** START **

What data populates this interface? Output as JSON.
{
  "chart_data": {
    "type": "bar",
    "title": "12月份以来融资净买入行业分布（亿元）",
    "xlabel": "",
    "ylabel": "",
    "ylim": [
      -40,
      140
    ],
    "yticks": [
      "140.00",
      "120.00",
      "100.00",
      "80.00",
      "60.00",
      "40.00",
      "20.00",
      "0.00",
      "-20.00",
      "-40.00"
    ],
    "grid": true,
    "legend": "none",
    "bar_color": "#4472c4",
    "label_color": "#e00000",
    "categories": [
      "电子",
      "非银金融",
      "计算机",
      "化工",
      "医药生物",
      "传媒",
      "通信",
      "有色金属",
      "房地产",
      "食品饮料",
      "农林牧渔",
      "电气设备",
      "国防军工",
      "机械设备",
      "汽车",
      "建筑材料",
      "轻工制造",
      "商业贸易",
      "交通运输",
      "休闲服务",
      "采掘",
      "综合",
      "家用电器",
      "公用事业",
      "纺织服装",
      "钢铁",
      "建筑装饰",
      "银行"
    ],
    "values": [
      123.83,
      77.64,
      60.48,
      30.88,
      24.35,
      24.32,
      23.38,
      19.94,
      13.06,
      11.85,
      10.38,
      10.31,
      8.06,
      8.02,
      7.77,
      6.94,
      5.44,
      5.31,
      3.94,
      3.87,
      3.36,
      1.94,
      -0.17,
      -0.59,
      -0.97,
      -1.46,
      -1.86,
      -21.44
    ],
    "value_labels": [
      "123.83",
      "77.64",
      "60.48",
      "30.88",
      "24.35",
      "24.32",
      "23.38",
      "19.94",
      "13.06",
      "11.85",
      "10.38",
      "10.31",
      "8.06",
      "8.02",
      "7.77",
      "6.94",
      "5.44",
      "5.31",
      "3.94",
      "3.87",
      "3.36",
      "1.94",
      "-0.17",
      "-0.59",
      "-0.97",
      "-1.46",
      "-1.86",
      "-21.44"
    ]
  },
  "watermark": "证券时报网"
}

** END **

Problem details =>
Quote the material exactly, leaving nothing out.

Exercise answer =>
What data populates this interface? Output as JSON.
{
  "chart_data": {
    "type": "bar",
    "title": "12月份以来融资净买入行业分布（亿元）",
    "xlabel": "",
    "ylabel": "",
    "ylim": [
      -40,
      140
    ],
    "yticks": [
      "140.00",
      "120.00",
      "100.00",
      "80.00",
      "60.00",
      "40.00",
      "20.00",
      "0.00",
      "-20.00",
      "-40.00"
    ],
    "grid": true,
    "legend": "none",
    "bar_color": "#4472c4",
    "label_color": "#e00000",
    "categories": [
      "电子",
      "非银金融",
      "计算机",
      "化工",
      "医药生物",
      "传媒",
      "通信",
      "有色金属",
      "房地产",
      "食品饮料",
      "农林牧渔",
      "电气设备",
      "国防军工",
      "机械设备",
      "汽车",
      "建筑材料",
      "轻工制造",
      "商业贸易",
      "交通运输",
      "休闲服务",
      "采掘",
      "综合",
      "家用电器",
      "公用事业",
      "纺织服装",
      "钢铁",
      "建筑装饰",
      "银行"
    ],
    "values": [
      123.83,
      77.64,
      60.48,
      30.88,
      24.35,
      24.32,
      23.38,
      19.94,
      13.06,
      11.85,
      10.38,
      10.31,
      8.06,
      8.02,
      7.77,
      6.94,
      5.44,
      5.31,
      3.94,
      3.87,
      3.36,
      1.94,
      -0.17,
      -0.59,
      -0.97,
      -1.46,
      -1.86,
      -21.44
    ],
    "value_labels": [
      "123.83",
      "77.64",
      "60.48",
      "30.88",
      "24.35",
      "24.32",
      "23.38",
      "19.94",
      "13.06",
      "11.85",
      "10.38",
      "10.31",
      "8.06",
      "8.02",
      "7.77",
      "6.94",
      "5.44",
      "5.31",
      "3.94",
      "3.87",
      "3.36",
      "1.94",
      "-0.17",
      "-0.59",
      "-0.97",
      "-1.46",
      "-1.86",
      "-21.44"
    ]
  },
  "watermark": "证券时报网"
}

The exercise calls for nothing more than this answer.